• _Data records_
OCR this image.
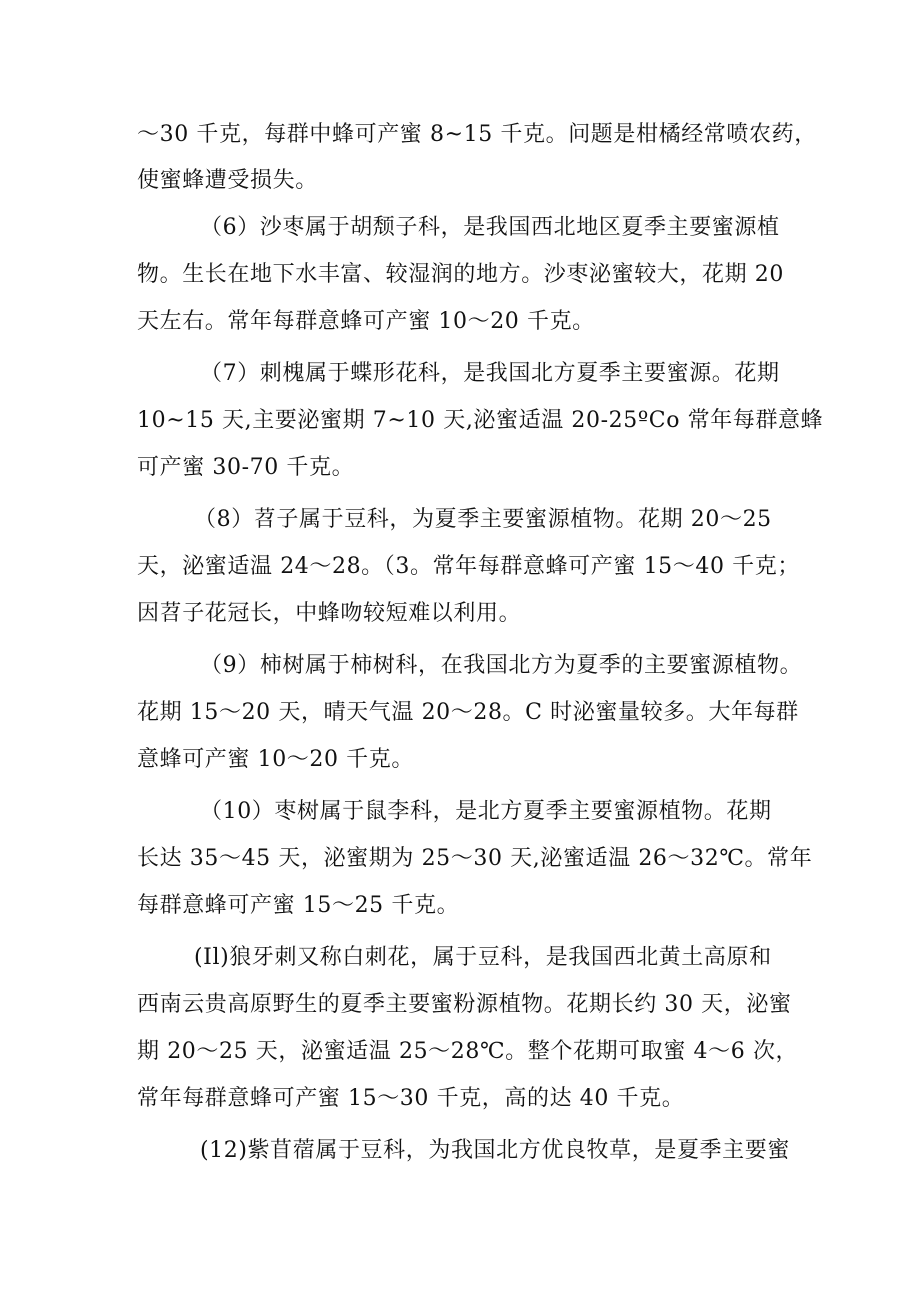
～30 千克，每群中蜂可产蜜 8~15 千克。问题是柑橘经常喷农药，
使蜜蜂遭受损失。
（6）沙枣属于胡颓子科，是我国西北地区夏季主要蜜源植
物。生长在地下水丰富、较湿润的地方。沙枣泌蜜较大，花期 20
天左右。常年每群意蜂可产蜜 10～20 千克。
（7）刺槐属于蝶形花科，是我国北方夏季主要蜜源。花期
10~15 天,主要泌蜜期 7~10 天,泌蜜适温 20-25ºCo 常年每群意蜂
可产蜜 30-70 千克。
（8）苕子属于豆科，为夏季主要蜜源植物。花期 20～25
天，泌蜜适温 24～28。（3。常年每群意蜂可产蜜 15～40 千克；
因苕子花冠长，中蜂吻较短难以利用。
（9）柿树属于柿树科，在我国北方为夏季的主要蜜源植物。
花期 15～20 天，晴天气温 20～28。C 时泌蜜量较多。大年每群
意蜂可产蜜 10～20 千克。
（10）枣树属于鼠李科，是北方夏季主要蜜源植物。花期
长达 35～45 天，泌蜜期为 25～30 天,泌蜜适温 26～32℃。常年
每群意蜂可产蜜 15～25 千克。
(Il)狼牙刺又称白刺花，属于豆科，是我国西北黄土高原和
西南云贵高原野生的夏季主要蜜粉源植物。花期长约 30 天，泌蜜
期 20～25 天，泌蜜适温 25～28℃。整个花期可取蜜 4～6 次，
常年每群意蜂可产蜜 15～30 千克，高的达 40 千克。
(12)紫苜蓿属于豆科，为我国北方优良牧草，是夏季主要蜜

---

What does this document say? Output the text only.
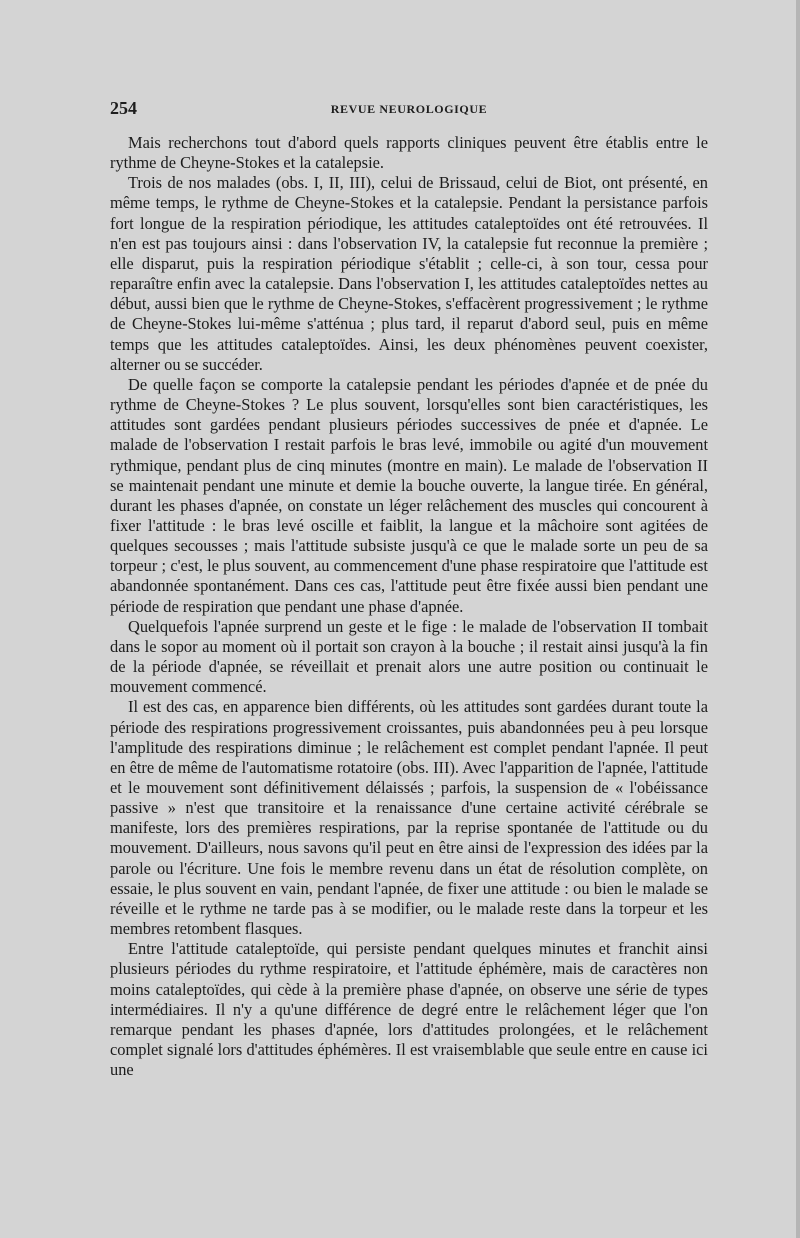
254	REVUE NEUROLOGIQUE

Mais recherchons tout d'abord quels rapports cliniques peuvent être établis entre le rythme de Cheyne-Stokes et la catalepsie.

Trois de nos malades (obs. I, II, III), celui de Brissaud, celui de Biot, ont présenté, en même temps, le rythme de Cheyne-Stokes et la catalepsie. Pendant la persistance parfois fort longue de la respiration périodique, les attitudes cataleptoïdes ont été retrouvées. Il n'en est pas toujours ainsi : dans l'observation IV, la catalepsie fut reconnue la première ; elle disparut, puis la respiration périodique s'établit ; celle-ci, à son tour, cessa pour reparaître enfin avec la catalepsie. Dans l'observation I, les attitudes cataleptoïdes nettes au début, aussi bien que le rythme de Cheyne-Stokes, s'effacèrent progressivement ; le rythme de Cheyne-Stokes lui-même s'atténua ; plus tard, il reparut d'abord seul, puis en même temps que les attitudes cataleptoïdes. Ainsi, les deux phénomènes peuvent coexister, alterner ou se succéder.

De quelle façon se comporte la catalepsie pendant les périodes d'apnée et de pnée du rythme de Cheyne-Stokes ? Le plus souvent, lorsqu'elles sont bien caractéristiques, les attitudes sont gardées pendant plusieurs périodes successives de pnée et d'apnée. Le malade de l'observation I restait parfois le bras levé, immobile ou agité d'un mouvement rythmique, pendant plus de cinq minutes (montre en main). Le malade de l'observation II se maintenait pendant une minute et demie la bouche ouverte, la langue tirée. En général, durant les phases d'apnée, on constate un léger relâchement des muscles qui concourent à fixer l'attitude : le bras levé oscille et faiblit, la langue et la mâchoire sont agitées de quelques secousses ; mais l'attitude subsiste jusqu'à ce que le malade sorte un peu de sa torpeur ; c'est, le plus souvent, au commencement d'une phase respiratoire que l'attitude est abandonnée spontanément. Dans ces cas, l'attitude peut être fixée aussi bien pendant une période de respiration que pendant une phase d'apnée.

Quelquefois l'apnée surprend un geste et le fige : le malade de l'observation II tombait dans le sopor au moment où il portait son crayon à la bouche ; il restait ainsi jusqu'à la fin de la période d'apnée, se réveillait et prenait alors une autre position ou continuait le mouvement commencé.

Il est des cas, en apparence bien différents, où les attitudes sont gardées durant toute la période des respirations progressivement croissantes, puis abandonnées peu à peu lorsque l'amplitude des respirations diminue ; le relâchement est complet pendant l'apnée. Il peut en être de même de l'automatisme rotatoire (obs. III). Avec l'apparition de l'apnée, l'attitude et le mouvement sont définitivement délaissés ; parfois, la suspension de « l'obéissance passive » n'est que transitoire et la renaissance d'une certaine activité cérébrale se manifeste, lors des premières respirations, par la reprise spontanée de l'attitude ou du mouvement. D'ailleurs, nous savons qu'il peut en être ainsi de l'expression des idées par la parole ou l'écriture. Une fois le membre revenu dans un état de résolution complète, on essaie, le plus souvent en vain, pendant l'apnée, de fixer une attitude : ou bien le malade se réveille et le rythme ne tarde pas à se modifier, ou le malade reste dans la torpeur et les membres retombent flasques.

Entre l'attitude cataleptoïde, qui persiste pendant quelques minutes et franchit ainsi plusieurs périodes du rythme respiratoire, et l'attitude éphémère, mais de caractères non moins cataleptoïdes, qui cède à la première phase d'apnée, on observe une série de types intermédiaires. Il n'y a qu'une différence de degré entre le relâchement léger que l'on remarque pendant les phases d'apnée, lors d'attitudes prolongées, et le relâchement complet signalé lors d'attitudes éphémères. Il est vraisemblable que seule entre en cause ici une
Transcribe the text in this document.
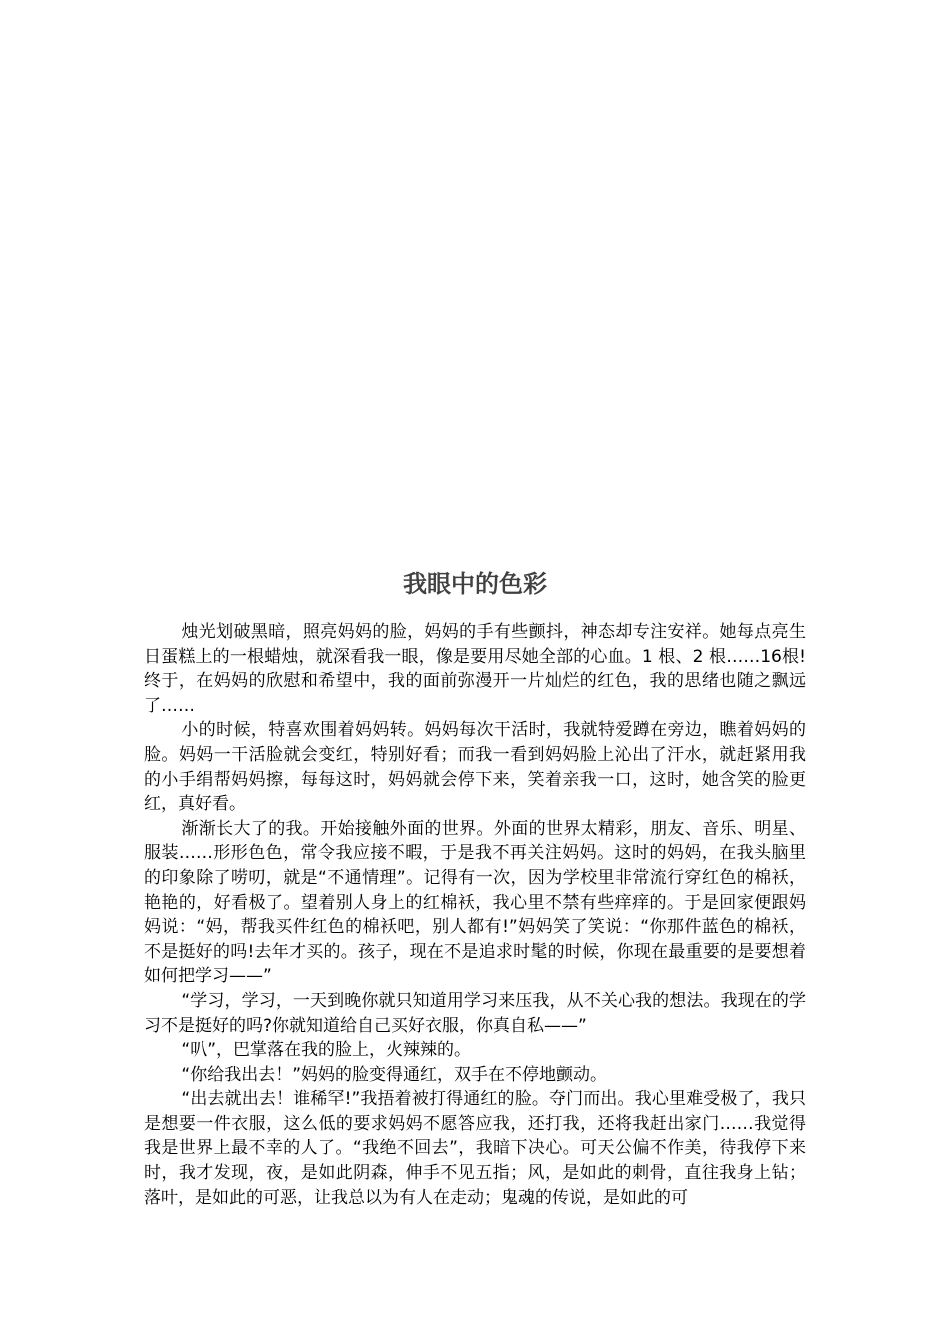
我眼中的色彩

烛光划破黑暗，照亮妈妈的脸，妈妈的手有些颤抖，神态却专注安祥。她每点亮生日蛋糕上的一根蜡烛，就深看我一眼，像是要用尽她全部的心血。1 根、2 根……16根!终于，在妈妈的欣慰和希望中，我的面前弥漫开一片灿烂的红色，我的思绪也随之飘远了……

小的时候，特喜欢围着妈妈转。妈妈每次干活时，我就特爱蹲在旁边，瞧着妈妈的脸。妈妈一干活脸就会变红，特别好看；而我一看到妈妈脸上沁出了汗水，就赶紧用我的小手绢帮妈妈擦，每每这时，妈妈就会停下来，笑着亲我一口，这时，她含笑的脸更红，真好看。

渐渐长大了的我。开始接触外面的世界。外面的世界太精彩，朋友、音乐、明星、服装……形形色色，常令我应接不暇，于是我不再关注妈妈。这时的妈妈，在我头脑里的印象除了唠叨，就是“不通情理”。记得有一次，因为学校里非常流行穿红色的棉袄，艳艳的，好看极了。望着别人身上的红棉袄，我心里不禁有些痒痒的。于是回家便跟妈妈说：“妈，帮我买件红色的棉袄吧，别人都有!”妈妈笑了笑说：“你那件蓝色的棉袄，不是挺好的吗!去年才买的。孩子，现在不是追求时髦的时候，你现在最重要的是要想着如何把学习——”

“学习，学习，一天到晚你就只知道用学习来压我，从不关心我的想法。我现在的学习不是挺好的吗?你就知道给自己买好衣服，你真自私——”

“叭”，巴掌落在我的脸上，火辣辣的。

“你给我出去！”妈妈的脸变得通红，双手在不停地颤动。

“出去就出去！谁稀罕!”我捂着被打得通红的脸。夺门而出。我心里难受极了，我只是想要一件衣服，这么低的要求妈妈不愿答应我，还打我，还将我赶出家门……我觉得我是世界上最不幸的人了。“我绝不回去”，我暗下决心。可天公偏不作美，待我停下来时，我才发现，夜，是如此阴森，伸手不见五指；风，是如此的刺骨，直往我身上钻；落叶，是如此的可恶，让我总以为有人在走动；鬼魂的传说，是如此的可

* * *

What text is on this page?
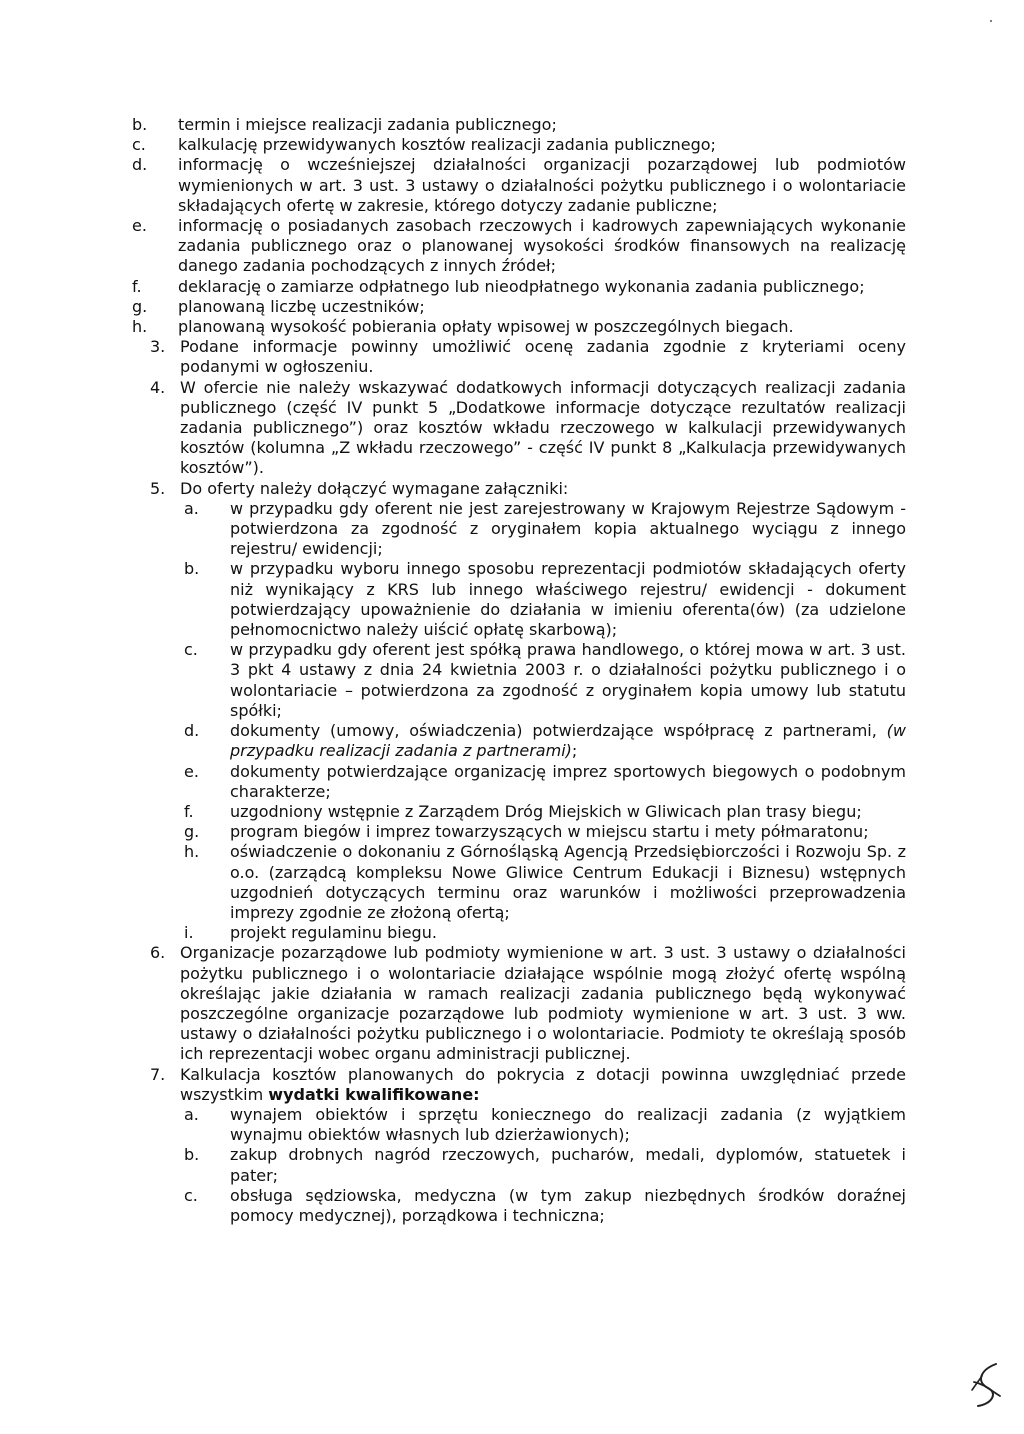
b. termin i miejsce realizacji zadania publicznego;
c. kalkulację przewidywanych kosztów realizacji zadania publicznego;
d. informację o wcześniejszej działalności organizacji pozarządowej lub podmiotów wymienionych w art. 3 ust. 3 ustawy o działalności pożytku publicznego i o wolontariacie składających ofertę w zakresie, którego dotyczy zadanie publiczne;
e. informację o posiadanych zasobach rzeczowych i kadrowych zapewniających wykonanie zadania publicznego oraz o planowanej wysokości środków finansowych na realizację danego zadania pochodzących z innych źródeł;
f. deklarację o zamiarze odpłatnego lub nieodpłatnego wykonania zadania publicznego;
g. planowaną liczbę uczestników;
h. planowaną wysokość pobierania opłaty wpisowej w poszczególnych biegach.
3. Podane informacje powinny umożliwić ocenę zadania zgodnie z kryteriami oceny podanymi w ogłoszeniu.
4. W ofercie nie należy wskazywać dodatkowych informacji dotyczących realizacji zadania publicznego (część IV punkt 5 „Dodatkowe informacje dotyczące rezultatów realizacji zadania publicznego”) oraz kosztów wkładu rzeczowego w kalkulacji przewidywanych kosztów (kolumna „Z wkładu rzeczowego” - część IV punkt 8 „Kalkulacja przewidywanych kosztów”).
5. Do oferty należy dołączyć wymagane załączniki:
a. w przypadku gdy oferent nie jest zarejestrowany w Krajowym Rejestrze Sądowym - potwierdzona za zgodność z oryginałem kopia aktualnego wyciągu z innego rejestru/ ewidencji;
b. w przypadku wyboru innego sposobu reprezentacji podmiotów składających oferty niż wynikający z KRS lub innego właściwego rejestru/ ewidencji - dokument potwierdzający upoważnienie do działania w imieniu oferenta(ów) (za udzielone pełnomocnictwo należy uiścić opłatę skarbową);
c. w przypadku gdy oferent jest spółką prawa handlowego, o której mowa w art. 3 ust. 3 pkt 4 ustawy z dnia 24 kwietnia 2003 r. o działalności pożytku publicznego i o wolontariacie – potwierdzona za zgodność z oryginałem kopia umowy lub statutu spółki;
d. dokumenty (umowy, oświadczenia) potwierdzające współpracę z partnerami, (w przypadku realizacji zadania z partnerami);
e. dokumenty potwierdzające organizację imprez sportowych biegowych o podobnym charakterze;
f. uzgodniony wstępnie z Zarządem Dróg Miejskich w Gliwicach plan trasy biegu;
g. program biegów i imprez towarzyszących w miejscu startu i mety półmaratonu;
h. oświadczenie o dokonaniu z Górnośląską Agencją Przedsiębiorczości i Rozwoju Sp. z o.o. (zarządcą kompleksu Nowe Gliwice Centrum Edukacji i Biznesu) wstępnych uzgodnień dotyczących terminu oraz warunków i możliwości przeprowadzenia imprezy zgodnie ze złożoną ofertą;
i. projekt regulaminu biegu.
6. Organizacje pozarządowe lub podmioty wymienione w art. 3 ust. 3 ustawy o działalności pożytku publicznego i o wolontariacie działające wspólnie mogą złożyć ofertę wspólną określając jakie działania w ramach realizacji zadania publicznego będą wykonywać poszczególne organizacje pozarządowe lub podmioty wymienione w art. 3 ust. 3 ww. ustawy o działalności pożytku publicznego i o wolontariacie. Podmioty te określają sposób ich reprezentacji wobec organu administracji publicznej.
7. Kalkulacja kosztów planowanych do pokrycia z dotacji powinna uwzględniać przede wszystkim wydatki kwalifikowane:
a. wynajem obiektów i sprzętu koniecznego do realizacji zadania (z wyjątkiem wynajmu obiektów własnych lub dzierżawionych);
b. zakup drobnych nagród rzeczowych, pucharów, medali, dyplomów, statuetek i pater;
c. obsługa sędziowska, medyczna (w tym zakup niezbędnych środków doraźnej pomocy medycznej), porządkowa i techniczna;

• _INSTRUCTIONS FOR THE TASK_
Examine the records and pull out every line where the string "oferty" occurs.

• _CORRECT OUTPUT_
5. Do oferty należy dołączyć wymagane załączniki:
b. w przypadku wyboru innego sposobu reprezentacji podmiotów składających oferty niż wynikający z KRS lub innego właściwego rejestru/ ewidencji - dokument potwierdzający upoważnienie do działania w imieniu oferenta(ów) (za udzielone pełnomocnictwo należy uiścić opłatę skarbową);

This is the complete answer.